● TASK REQUIREMENTS:
Present the lines below as a Markdown table with the columns "Row" and "Line," numbering each row and omitting any blank lines.

● DATA EXCERPTS:
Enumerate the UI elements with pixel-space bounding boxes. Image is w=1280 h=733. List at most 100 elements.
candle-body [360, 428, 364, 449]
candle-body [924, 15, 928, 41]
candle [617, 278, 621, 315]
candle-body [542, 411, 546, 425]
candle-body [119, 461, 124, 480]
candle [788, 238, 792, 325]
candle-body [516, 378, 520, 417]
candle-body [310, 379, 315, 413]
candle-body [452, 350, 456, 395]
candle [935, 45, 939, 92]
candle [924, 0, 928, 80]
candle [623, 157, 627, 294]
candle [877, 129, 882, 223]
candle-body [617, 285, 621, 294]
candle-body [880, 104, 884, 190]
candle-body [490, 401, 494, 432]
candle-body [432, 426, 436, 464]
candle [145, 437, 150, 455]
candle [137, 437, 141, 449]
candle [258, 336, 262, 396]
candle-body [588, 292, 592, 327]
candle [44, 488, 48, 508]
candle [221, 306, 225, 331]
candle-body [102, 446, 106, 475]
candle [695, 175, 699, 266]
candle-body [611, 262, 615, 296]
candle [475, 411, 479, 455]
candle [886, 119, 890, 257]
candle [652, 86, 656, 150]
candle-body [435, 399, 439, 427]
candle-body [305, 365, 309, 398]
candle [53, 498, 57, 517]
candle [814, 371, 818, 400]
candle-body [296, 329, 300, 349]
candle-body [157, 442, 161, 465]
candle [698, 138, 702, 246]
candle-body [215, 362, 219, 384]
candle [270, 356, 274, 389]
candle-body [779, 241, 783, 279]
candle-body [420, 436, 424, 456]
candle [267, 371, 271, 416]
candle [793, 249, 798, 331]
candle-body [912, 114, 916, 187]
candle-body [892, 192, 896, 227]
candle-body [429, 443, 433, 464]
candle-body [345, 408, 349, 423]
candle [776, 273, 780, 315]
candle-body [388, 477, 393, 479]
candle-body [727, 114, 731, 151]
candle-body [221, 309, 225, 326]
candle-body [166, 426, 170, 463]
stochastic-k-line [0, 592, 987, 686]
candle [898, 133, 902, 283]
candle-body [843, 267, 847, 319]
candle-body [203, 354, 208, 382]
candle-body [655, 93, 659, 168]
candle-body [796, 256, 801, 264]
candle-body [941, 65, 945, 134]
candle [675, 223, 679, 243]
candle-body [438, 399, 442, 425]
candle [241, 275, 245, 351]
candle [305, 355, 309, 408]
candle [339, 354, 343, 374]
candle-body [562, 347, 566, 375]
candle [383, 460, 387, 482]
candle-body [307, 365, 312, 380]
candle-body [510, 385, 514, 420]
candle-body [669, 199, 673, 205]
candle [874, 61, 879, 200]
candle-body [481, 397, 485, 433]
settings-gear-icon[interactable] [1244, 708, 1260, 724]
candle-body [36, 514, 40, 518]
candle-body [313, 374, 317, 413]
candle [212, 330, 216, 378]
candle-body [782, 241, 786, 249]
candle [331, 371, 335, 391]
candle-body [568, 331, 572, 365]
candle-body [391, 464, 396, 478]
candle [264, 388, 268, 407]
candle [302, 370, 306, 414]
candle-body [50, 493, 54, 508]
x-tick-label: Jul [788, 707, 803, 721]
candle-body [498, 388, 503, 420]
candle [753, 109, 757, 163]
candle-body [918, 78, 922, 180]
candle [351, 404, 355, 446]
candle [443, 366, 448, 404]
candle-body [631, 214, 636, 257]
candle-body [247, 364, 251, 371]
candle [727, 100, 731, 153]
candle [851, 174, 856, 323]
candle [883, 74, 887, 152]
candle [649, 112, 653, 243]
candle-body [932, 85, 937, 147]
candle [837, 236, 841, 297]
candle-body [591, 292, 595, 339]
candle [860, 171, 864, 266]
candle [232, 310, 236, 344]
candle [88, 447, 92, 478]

● REPLY:
| Row | Line |
|---|---|
| 1 | Enumerate the UI elements with pixel-space bounding boxes. Image is w=1280 h=733. List at most 100 elements. |
| 2 | candle-body [360, 428, 364, 449] |
| 3 | candle-body [924, 15, 928, 41] |
| 4 | candle [617, 278, 621, 315] |
| 5 | candle-body [542, 411, 546, 425] |
| 6 | candle-body [119, 461, 124, 480] |
| 7 | candle [788, 238, 792, 325] |
| 8 | candle-body [516, 378, 520, 417] |
| 9 | candle-body [310, 379, 315, 413] |
| 10 | candle-body [452, 350, 456, 395] |
| 11 | candle [935, 45, 939, 92] |
| 12 | candle [924, 0, 928, 80] |
| 13 | candle [623, 157, 627, 294] |
| 14 | candle [877, 129, 882, 223] |
| 15 | candle-body [617, 285, 621, 294] |
| 16 | candle-body [880, 104, 884, 190] |
| 17 | candle-body [490, 401, 494, 432] |
| 18 | candle-body [432, 426, 436, 464] |
| 19 | candle [145, 437, 150, 455] |
| 20 | candle [137, 437, 141, 449] |
| 21 | candle [258, 336, 262, 396] |
| 22 | candle-body [588, 292, 592, 327] |
| 23 | candle [44, 488, 48, 508] |
| 24 | candle [221, 306, 225, 331] |
| 25 | candle-body [102, 446, 106, 475] |
| 26 | candle [695, 175, 699, 266] |
| 27 | candle-body [611, 262, 615, 296] |
| 28 | candle [475, 411, 479, 455] |
| 29 | candle [886, 119, 890, 257] |
| 30 | candle [652, 86, 656, 150] |
| 31 | candle-body [435, 399, 439, 427] |
| 32 | candle-body [305, 365, 309, 398] |
| 33 | candle [53, 498, 57, 517] |
| 34 | candle [814, 371, 818, 400] |
| 35 | candle-body [296, 329, 300, 349] |
| 36 | candle-body [157, 442, 161, 465] |
| 37 | candle [698, 138, 702, 246] |
| 38 | candle-body [215, 362, 219, 384] |
| 39 | candle [270, 356, 274, 389] |
| 40 | candle-body [779, 241, 783, 279] |
| 41 | candle-body [420, 436, 424, 456] |
| 42 | candle [267, 371, 271, 416] |
| 43 | candle [793, 249, 798, 331] |
| 44 | candle-body [912, 114, 916, 187] |
| 45 | candle-body [892, 192, 896, 227] |
| 46 | candle-body [429, 443, 433, 464] |
| 47 | candle-body [345, 408, 349, 423] |
| 48 | candle [776, 273, 780, 315] |
| 49 | candle-body [388, 477, 393, 479] |
| 50 | candle-body [727, 114, 731, 151] |
| 51 | candle-body [221, 309, 225, 326] |
| 52 | candle-body [166, 426, 170, 463] |
| 53 | stochastic-k-line [0, 592, 987, 686] |
| 54 | candle [898, 133, 902, 283] |
| 55 | candle-body [843, 267, 847, 319] |
| 56 | candle-body [203, 354, 208, 382] |
| 57 | candle-body [655, 93, 659, 168] |
| 58 | candle-body [796, 256, 801, 264] |
| 59 | candle-body [941, 65, 945, 134] |
| 60 | candle [675, 223, 679, 243] |
| 61 | candle-body [438, 399, 442, 425] |
| 62 | candle [241, 275, 245, 351] |
| 63 | candle [305, 355, 309, 408] |
| 64 | candle [339, 354, 343, 374] |
| 65 | candle-body [562, 347, 566, 375] |
| 66 | candle [383, 460, 387, 482] |
| 67 | candle-body [307, 365, 312, 380] |
| 68 | candle-body [510, 385, 514, 420] |
| 69 | candle-body [669, 199, 673, 205] |
| 70 | candle [874, 61, 879, 200] |
| 71 | candle-body [481, 397, 485, 433] |
| 72 | settings-gear-icon[interactable] [1244, 708, 1260, 724] |
| 73 | candle-body [36, 514, 40, 518] |
| 74 | candle-body [313, 374, 317, 413] |
| 75 | candle [212, 330, 216, 378] |
| 76 | candle-body [782, 241, 786, 249] |
| 77 | candle [331, 371, 335, 391] |
| 78 | candle-body [568, 331, 572, 365] |
| 79 | candle-body [391, 464, 396, 478] |
| 80 | candle [264, 388, 268, 407] |
| 81 | candle [302, 370, 306, 414] |
| 82 | candle-body [50, 493, 54, 508] |
| 83 | x-tick-label: Jul [788, 707, 803, 721] |
| 84 | candle-body [498, 388, 503, 420] |
| 85 | candle [753, 109, 757, 163] |
| 86 | candle-body [918, 78, 922, 180] |
| 87 | candle [351, 404, 355, 446] |
| 88 | candle [443, 366, 448, 404] |
| 89 | candle-body [631, 214, 636, 257] |
| 90 | candle-body [247, 364, 251, 371] |
| 91 | candle [727, 100, 731, 153] |
| 92 | candle [851, 174, 856, 323] |
| 93 | candle [883, 74, 887, 152] |
| 94 | candle [649, 112, 653, 243] |
| 95 | candle-body [932, 85, 937, 147] |
| 96 | candle [837, 236, 841, 297] |
| 97 | candle-body [591, 292, 595, 339] |
| 98 | candle [860, 171, 864, 266] |
| 99 | candle [232, 310, 236, 344] |
| 100 | candle [88, 447, 92, 478] |